begin
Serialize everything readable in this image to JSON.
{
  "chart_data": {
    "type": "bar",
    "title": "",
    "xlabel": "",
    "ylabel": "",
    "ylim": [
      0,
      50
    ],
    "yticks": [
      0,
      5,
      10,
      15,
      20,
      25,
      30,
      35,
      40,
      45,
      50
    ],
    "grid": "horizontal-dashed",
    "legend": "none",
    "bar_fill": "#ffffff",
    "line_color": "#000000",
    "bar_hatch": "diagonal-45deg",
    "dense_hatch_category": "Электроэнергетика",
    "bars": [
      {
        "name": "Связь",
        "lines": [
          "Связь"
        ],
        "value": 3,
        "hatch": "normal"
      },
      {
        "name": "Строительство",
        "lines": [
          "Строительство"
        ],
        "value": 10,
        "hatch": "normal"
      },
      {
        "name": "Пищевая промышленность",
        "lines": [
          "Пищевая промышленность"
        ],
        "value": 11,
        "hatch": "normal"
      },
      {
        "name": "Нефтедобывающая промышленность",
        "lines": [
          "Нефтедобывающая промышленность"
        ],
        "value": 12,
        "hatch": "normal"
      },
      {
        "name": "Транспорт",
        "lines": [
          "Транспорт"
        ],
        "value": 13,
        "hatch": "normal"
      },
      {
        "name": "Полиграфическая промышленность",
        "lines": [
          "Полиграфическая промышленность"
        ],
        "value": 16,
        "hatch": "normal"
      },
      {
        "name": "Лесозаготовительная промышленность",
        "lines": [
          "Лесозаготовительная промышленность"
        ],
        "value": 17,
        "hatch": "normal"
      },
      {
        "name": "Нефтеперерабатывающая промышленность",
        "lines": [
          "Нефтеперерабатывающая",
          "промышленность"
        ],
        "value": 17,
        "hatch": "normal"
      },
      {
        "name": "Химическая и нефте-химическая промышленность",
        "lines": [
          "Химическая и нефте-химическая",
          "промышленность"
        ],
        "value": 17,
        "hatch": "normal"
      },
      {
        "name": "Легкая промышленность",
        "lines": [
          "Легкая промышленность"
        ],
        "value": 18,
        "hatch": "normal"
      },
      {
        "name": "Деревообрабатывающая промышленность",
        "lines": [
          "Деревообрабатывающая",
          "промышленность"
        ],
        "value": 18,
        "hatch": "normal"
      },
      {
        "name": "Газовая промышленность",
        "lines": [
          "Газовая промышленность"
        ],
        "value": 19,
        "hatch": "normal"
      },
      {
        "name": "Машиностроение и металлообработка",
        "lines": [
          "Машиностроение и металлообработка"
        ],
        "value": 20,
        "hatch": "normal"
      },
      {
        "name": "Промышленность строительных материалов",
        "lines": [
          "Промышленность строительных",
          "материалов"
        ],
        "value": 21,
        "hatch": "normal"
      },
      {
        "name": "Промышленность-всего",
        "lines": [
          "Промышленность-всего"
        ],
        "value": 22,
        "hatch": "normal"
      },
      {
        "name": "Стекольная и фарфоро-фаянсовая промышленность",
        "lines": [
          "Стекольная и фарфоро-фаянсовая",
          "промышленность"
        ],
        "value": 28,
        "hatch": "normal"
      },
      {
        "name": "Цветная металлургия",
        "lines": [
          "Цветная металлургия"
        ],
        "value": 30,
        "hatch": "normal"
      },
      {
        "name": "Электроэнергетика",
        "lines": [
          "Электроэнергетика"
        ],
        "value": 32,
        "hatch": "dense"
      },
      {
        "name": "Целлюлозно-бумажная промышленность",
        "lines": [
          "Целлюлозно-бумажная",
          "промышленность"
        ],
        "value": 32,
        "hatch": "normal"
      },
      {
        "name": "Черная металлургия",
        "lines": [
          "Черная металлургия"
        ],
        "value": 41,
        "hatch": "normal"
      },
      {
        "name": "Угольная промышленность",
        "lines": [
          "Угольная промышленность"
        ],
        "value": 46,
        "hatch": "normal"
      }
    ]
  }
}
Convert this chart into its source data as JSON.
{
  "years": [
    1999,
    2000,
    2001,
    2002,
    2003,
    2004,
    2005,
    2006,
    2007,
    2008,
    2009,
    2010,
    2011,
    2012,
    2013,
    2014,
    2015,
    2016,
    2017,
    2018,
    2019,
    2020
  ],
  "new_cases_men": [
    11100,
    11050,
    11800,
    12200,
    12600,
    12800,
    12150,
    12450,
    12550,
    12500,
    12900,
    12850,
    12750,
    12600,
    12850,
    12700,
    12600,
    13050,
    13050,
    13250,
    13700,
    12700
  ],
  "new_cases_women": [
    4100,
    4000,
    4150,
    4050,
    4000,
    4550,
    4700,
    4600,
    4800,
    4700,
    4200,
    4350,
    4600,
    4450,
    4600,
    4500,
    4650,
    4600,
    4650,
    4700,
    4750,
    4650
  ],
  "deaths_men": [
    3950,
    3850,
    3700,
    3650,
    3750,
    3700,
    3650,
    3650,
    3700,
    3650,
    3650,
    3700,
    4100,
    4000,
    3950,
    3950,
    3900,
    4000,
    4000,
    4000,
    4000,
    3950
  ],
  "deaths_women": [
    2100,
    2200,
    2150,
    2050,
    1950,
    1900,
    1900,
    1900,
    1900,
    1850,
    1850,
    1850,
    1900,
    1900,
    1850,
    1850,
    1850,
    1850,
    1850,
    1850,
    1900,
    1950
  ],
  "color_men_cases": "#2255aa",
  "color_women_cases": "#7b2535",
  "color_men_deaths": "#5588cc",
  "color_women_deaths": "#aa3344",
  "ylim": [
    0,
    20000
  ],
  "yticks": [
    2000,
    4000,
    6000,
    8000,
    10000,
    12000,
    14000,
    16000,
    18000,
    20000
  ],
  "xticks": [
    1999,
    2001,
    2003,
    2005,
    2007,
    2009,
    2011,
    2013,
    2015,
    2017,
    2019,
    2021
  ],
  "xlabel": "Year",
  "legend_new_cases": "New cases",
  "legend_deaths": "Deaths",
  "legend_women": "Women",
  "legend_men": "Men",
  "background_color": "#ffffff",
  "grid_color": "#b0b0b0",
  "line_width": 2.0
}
end
# REQUIREMENTS
Repeat all entries. Match them exactly.

# WRITTEN SOLUTION
Serialize everything readable in this image to JSON.
{
  "chart_data": {
    "type": "bar",
    "title": "",
    "xlabel": "",
    "ylabel": "",
    "ylim": [
      0,
      50
    ],
    "yticks": [
      0,
      5,
      10,
      15,
      20,
      25,
      30,
      35,
      40,
      45,
      50
    ],
    "grid": "horizontal-dashed",
    "legend": "none",
    "bar_fill": "#ffffff",
    "line_color": "#000000",
    "bar_hatch": "diagonal-45deg",
    "dense_hatch_category": "Электроэнергетика",
    "bars": [
      {
        "name": "Связь",
        "lines": [
          "Связь"
        ],
        "value": 3,
        "hatch": "normal"
      },
      {
        "name": "Строительство",
        "lines": [
          "Строительство"
        ],
        "value": 10,
        "hatch": "normal"
      },
      {
        "name": "Пищевая промышленность",
        "lines": [
          "Пищевая промышленность"
        ],
        "value": 11,
        "hatch": "normal"
      },
      {
        "name": "Нефтедобывающая промышленность",
        "lines": [
          "Нефтедобывающая промышленность"
        ],
        "value": 12,
        "hatch": "normal"
      },
      {
        "name": "Транспорт",
        "lines": [
          "Транспорт"
        ],
        "value": 13,
        "hatch": "normal"
      },
      {
        "name": "Полиграфическая промышленность",
        "lines": [
          "Полиграфическая промышленность"
        ],
        "value": 16,
        "hatch": "normal"
      },
      {
        "name": "Лесозаготовительная промышленность",
        "lines": [
          "Лесозаготовительная промышленность"
        ],
        "value": 17,
        "hatch": "normal"
      },
      {
        "name": "Нефтеперерабатывающая промышленность",
        "lines": [
          "Нефтеперерабатывающая",
          "промышленность"
        ],
        "value": 17,
        "hatch": "normal"
      },
      {
        "name": "Химическая и нефте-химическая промышленность",
        "lines": [
          "Химическая и нефте-химическая",
          "промышленность"
        ],
        "value": 17,
        "hatch": "normal"
      },
      {
        "name": "Легкая промышленность",
        "lines": [
          "Легкая промышленность"
        ],
        "value": 18,
        "hatch": "normal"
      },
      {
        "name": "Деревообрабатывающая промышленность",
        "lines": [
          "Деревообрабатывающая",
          "промышленность"
        ],
        "value": 18,
        "hatch": "normal"
      },
      {
        "name": "Газовая промышленность",
        "lines": [
          "Газовая промышленность"
        ],
        "value": 19,
        "hatch": "normal"
      },
      {
        "name": "Машиностроение и металлообработка",
        "lines": [
          "Машиностроение и металлообработка"
        ],
        "value": 20,
        "hatch": "normal"
      },
      {
        "name": "Промышленность строительных материалов",
        "lines": [
          "Промышленность строительных",
          "материалов"
        ],
        "value": 21,
        "hatch": "normal"
      },
      {
        "name": "Промышленность-всего",
        "lines": [
          "Промышленность-всего"
        ],
        "value": 22,
        "hatch": "normal"
      },
      {
        "name": "Стекольная и фарфоро-фаянсовая промышленность",
        "lines": [
          "Стекольная и фарфоро-фаянсовая",
          "промышленность"
        ],
        "value": 28,
        "hatch": "normal"
      },
      {
        "name": "Цветная металлургия",
        "lines": [
          "Цветная металлургия"
        ],
        "value": 30,
        "hatch": "normal"
      },
      {
        "name": "Электроэнергетика",
        "lines": [
          "Электроэнергетика"
        ],
        "value": 32,
        "hatch": "dense"
      },
      {
        "name": "Целлюлозно-бумажная промышленность",
        "lines": [
          "Целлюлозно-бумажная",
          "промышленность"
        ],
        "value": 32,
        "hatch": "normal"
      },
      {
        "name": "Черная металлургия",
        "lines": [
          "Черная металлургия"
        ],
        "value": 41,
        "hatch": "normal"
      },
      {
        "name": "Угольная промышленность",
        "lines": [
          "Угольная промышленность"
        ],
        "value": 46,
        "hatch": "normal"
      }
    ]
  }
}
Convert this chart into its source data as JSON.
{
  "years": [
    1999,
    2000,
    2001,
    2002,
    2003,
    2004,
    2005,
    2006,
    2007,
    2008,
    2009,
    2010,
    2011,
    2012,
    2013,
    2014,
    2015,
    2016,
    2017,
    2018,
    2019,
    2020
  ],
  "new_cases_men": [
    11100,
    11050,
    11800,
    12200,
    12600,
    12800,
    12150,
    12450,
    12550,
    12500,
    12900,
    12850,
    12750,
    12600,
    12850,
    12700,
    12600,
    13050,
    13050,
    13250,
    13700,
    12700
  ],
  "new_cases_women": [
    4100,
    4000,
    4150,
    4050,
    4000,
    4550,
    4700,
    4600,
    4800,
    4700,
    4200,
    4350,
    4600,
    4450,
    4600,
    4500,
    4650,
    4600,
    4650,
    4700,
    4750,
    4650
  ],
  "deaths_men": [
    3950,
    3850,
    3700,
    3650,
    3750,
    3700,
    3650,
    3650,
    3700,
    3650,
    3650,
    3700,
    4100,
    4000,
    3950,
    3950,
    3900,
    4000,
    4000,
    4000,
    4000,
    3950
  ],
  "deaths_women": [
    2100,
    2200,
    2150,
    2050,
    1950,
    1900,
    1900,
    1900,
    1900,
    1850,
    1850,
    1850,
    1900,
    1900,
    1850,
    1850,
    1850,
    1850,
    1850,
    1850,
    1900,
    1950
  ],
  "color_men_cases": "#2255aa",
  "color_women_cases": "#7b2535",
  "color_men_deaths": "#5588cc",
  "color_women_deaths": "#aa3344",
  "ylim": [
    0,
    20000
  ],
  "yticks": [
    2000,
    4000,
    6000,
    8000,
    10000,
    12000,
    14000,
    16000,
    18000,
    20000
  ],
  "xticks": [
    1999,
    2001,
    2003,
    2005,
    2007,
    2009,
    2011,
    2013,
    2015,
    2017,
    2019,
    2021
  ],
  "xlabel": "Year",
  "legend_new_cases": "New cases",
  "legend_deaths": "Deaths",
  "legend_women": "Women",
  "legend_men": "Men",
  "background_color": "#ffffff",
  "grid_color": "#b0b0b0",
  "line_width": 2.0
}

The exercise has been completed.